YOUR TASK
Gather every line that includes the word "Alpha", please.
--- MATERIAL SUPPLIED ---
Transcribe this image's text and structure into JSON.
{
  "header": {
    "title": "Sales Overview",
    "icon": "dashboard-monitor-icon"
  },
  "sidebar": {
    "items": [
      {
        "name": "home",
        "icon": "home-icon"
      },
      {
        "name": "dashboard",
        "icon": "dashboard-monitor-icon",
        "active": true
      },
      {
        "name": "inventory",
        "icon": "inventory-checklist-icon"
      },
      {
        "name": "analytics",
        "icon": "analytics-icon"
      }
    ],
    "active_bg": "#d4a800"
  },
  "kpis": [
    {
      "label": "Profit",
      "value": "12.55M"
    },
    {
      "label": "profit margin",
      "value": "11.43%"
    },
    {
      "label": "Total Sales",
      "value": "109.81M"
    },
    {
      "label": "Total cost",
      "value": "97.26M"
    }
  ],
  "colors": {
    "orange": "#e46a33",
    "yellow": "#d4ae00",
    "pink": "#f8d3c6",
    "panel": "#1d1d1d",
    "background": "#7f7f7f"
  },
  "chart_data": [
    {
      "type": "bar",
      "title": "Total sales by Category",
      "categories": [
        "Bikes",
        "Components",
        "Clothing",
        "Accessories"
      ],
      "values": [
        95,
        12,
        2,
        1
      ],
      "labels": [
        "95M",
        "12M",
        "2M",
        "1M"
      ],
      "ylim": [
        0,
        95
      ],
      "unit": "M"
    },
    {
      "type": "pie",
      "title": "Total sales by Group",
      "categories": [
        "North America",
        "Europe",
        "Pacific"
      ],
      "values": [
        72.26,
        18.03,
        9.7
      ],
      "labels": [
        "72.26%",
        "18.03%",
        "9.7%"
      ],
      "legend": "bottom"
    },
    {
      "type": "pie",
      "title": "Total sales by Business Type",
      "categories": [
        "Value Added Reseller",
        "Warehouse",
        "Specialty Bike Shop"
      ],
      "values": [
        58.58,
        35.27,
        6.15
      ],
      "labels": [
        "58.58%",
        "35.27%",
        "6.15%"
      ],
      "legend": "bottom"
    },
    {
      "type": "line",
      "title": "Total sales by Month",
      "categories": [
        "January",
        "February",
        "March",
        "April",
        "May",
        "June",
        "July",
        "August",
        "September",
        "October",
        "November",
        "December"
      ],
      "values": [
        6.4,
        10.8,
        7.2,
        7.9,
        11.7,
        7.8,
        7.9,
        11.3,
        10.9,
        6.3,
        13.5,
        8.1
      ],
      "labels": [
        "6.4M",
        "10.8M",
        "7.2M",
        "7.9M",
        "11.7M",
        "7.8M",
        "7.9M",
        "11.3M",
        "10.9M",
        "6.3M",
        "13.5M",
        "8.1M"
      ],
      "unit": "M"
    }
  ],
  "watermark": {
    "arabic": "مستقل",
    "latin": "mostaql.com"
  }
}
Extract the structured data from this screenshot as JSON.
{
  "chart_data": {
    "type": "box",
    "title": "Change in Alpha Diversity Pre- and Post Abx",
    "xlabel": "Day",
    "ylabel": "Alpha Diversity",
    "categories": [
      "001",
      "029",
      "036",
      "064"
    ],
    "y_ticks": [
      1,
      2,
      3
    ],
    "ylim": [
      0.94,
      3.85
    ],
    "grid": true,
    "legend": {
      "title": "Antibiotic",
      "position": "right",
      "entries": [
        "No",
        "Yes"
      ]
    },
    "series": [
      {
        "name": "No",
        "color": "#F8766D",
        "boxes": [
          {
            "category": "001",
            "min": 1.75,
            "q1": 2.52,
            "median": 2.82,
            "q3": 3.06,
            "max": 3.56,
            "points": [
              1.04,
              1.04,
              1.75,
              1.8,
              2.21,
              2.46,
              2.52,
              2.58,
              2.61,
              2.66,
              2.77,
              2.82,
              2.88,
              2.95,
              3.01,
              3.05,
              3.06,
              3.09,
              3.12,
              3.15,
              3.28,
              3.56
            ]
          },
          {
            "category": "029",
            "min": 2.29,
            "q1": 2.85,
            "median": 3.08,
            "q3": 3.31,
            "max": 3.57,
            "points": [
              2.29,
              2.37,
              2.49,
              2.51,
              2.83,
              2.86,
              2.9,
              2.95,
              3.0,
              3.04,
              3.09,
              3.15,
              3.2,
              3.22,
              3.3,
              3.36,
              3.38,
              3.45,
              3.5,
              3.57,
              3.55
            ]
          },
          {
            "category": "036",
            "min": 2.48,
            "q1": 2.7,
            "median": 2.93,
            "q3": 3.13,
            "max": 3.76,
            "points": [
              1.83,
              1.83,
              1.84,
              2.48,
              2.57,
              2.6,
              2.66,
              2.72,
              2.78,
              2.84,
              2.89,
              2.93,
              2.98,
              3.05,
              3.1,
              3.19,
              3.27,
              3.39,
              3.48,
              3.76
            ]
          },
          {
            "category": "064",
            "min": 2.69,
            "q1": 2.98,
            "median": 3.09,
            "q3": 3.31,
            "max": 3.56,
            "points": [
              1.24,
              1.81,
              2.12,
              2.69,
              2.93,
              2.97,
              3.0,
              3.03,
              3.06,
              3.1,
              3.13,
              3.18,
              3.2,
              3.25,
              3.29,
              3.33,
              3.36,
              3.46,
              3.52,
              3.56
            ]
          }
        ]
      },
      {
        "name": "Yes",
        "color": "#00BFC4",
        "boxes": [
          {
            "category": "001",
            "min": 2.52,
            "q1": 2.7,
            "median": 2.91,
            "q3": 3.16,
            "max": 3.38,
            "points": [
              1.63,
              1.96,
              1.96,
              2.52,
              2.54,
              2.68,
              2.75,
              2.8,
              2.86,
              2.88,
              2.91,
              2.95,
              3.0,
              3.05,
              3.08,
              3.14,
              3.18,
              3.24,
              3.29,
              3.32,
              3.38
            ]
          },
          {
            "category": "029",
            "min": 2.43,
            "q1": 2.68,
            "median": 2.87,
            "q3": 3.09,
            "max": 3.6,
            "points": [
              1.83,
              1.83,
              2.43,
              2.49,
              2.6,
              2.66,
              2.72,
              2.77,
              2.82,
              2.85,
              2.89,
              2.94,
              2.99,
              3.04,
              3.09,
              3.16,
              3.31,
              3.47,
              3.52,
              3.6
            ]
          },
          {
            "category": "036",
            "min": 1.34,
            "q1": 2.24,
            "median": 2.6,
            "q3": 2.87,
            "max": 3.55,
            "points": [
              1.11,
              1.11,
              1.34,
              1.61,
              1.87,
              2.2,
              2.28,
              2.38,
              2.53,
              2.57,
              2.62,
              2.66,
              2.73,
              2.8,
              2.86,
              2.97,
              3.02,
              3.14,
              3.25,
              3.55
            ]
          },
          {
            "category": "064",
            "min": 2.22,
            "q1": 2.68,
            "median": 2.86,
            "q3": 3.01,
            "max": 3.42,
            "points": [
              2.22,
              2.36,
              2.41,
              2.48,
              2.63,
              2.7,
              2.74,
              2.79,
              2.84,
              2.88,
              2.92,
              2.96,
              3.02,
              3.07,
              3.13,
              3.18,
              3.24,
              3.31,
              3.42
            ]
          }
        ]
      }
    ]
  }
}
---
REPLY TO THE TASK
    "title": "Change in Alpha Diversity Pre- and Post Abx",
    "ylabel": "Alpha Diversity",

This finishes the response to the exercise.